Figure contents as structured data
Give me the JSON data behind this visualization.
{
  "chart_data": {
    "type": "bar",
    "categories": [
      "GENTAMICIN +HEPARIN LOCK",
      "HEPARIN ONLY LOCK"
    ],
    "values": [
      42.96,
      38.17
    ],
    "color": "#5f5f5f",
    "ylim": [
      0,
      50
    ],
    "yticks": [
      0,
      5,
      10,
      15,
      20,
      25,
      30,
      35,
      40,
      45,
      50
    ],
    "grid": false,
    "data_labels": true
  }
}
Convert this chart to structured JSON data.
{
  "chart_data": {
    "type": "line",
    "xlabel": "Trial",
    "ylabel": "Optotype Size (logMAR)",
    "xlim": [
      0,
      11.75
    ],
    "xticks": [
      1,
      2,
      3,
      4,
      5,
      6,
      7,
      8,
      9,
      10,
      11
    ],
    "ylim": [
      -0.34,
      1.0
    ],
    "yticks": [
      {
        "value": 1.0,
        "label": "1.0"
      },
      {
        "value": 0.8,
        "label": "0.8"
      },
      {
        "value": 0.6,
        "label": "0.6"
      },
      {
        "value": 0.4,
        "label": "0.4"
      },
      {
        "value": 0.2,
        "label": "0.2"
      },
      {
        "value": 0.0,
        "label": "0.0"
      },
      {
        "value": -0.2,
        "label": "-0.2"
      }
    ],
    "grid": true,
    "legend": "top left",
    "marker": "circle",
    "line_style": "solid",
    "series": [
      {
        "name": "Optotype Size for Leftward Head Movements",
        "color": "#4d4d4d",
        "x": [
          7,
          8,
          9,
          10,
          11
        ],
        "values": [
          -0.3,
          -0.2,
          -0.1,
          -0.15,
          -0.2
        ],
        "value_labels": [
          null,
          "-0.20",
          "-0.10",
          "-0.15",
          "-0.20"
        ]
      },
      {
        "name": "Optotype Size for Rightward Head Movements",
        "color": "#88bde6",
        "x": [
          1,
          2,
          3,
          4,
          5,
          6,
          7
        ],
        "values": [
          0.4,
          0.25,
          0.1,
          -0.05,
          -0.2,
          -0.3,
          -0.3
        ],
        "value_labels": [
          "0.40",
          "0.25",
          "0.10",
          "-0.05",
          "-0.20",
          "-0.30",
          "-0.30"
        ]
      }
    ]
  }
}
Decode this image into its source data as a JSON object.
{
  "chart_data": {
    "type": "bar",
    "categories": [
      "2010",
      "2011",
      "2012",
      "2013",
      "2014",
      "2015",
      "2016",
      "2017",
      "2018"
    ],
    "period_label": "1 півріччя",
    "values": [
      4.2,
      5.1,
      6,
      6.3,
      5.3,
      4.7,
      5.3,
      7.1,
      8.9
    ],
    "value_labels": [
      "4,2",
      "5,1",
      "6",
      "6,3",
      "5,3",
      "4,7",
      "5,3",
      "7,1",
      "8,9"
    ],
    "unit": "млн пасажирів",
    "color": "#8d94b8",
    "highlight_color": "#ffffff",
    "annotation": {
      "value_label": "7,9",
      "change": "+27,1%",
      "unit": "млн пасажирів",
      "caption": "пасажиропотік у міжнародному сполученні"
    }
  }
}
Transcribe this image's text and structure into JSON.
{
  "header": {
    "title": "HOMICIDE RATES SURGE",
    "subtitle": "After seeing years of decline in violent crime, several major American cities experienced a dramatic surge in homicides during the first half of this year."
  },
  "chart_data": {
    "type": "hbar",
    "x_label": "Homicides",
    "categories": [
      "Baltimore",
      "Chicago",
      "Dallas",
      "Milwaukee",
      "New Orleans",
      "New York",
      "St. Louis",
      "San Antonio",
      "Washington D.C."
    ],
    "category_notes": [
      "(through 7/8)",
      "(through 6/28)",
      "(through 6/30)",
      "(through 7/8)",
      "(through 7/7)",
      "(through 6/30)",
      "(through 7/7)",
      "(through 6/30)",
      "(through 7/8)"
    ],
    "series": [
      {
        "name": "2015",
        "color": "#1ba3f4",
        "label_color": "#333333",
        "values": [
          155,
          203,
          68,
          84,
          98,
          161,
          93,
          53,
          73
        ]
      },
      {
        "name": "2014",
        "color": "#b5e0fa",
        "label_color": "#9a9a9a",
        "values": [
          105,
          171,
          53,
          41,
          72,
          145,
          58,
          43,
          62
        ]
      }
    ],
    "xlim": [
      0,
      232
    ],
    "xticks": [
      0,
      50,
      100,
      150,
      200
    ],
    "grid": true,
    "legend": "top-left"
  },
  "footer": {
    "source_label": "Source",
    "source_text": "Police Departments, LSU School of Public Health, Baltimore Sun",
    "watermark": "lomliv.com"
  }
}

#### WHAT YOU SHOULD DO:
Write out all the entries exactly.

#### WRITTEN REPLY:
Give me the JSON data behind this visualization.
{
  "chart_data": {
    "type": "bar",
    "categories": [
      "GENTAMICIN +HEPARIN LOCK",
      "HEPARIN ONLY LOCK"
    ],
    "values": [
      42.96,
      38.17
    ],
    "color": "#5f5f5f",
    "ylim": [
      0,
      50
    ],
    "yticks": [
      0,
      5,
      10,
      15,
      20,
      25,
      30,
      35,
      40,
      45,
      50
    ],
    "grid": false,
    "data_labels": true
  }
}
Convert this chart to structured JSON data.
{
  "chart_data": {
    "type": "line",
    "xlabel": "Trial",
    "ylabel": "Optotype Size (logMAR)",
    "xlim": [
      0,
      11.75
    ],
    "xticks": [
      1,
      2,
      3,
      4,
      5,
      6,
      7,
      8,
      9,
      10,
      11
    ],
    "ylim": [
      -0.34,
      1.0
    ],
    "yticks": [
      {
        "value": 1.0,
        "label": "1.0"
      },
      {
        "value": 0.8,
        "label": "0.8"
      },
      {
        "value": 0.6,
        "label": "0.6"
      },
      {
        "value": 0.4,
        "label": "0.4"
      },
      {
        "value": 0.2,
        "label": "0.2"
      },
      {
        "value": 0.0,
        "label": "0.0"
      },
      {
        "value": -0.2,
        "label": "-0.2"
      }
    ],
    "grid": true,
    "legend": "top left",
    "marker": "circle",
    "line_style": "solid",
    "series": [
      {
        "name": "Optotype Size for Leftward Head Movements",
        "color": "#4d4d4d",
        "x": [
          7,
          8,
          9,
          10,
          11
        ],
        "values": [
          -0.3,
          -0.2,
          -0.1,
          -0.15,
          -0.2
        ],
        "value_labels": [
          null,
          "-0.20",
          "-0.10",
          "-0.15",
          "-0.20"
        ]
      },
      {
        "name": "Optotype Size for Rightward Head Movements",
        "color": "#88bde6",
        "x": [
          1,
          2,
          3,
          4,
          5,
          6,
          7
        ],
        "values": [
          0.4,
          0.25,
          0.1,
          -0.05,
          -0.2,
          -0.3,
          -0.3
        ],
        "value_labels": [
          "0.40",
          "0.25",
          "0.10",
          "-0.05",
          "-0.20",
          "-0.30",
          "-0.30"
        ]
      }
    ]
  }
}
Decode this image into its source data as a JSON object.
{
  "chart_data": {
    "type": "bar",
    "categories": [
      "2010",
      "2011",
      "2012",
      "2013",
      "2014",
      "2015",
      "2016",
      "2017",
      "2018"
    ],
    "period_label": "1 півріччя",
    "values": [
      4.2,
      5.1,
      6,
      6.3,
      5.3,
      4.7,
      5.3,
      7.1,
      8.9
    ],
    "value_labels": [
      "4,2",
      "5,1",
      "6",
      "6,3",
      "5,3",
      "4,7",
      "5,3",
      "7,1",
      "8,9"
    ],
    "unit": "млн пасажирів",
    "color": "#8d94b8",
    "highlight_color": "#ffffff",
    "annotation": {
      "value_label": "7,9",
      "change": "+27,1%",
      "unit": "млн пасажирів",
      "caption": "пасажиропотік у міжнародному сполученні"
    }
  }
}
Transcribe this image's text and structure into JSON.
{
  "header": {
    "title": "HOMICIDE RATES SURGE",
    "subtitle": "After seeing years of decline in violent crime, several major American cities experienced a dramatic surge in homicides during the first half of this year."
  },
  "chart_data": {
    "type": "hbar",
    "x_label": "Homicides",
    "categories": [
      "Baltimore",
      "Chicago",
      "Dallas",
      "Milwaukee",
      "New Orleans",
      "New York",
      "St. Louis",
      "San Antonio",
      "Washington D.C."
    ],
    "category_notes": [
      "(through 7/8)",
      "(through 6/28)",
      "(through 6/30)",
      "(through 7/8)",
      "(through 7/7)",
      "(through 6/30)",
      "(through 7/7)",
      "(through 6/30)",
      "(through 7/8)"
    ],
    "series": [
      {
        "name": "2015",
        "color": "#1ba3f4",
        "label_color": "#333333",
        "values": [
          155,
          203,
          68,
          84,
          98,
          161,
          93,
          53,
          73
        ]
      },
      {
        "name": "2014",
        "color": "#b5e0fa",
        "label_color": "#9a9a9a",
        "values": [
          105,
          171,
          53,
          41,
          72,
          145,
          58,
          43,
          62
        ]
      }
    ],
    "xlim": [
      0,
      232
    ],
    "xticks": [
      0,
      50,
      100,
      150,
      200
    ],
    "grid": true,
    "legend": "top-left"
  },
  "footer": {
    "source_label": "Source",
    "source_text": "Police Departments, LSU School of Public Health, Baltimore Sun",
    "watermark": "lomliv.com"
  }
}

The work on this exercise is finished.